• **Exercise brief**
Output each entry exactly; skip nothing.

• **Data shown**
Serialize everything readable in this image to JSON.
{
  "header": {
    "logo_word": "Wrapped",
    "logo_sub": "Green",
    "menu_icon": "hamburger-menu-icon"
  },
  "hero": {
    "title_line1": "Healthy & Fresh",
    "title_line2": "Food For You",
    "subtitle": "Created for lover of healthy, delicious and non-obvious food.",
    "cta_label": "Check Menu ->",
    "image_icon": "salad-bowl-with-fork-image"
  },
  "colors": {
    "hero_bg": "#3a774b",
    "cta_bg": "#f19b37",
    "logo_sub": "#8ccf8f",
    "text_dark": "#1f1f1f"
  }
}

• **The answer**
Serialize everything readable in this image to JSON.
{
  "header": {
    "logo_word": "Wrapped",
    "logo_sub": "Green",
    "menu_icon": "hamburger-menu-icon"
  },
  "hero": {
    "title_line1": "Healthy & Fresh",
    "title_line2": "Food For You",
    "subtitle": "Created for lover of healthy, delicious and non-obvious food.",
    "cta_label": "Check Menu ->",
    "image_icon": "salad-bowl-with-fork-image"
  },
  "colors": {
    "hero_bg": "#3a774b",
    "cta_bg": "#f19b37",
    "logo_sub": "#8ccf8f",
    "text_dark": "#1f1f1f"
  }
}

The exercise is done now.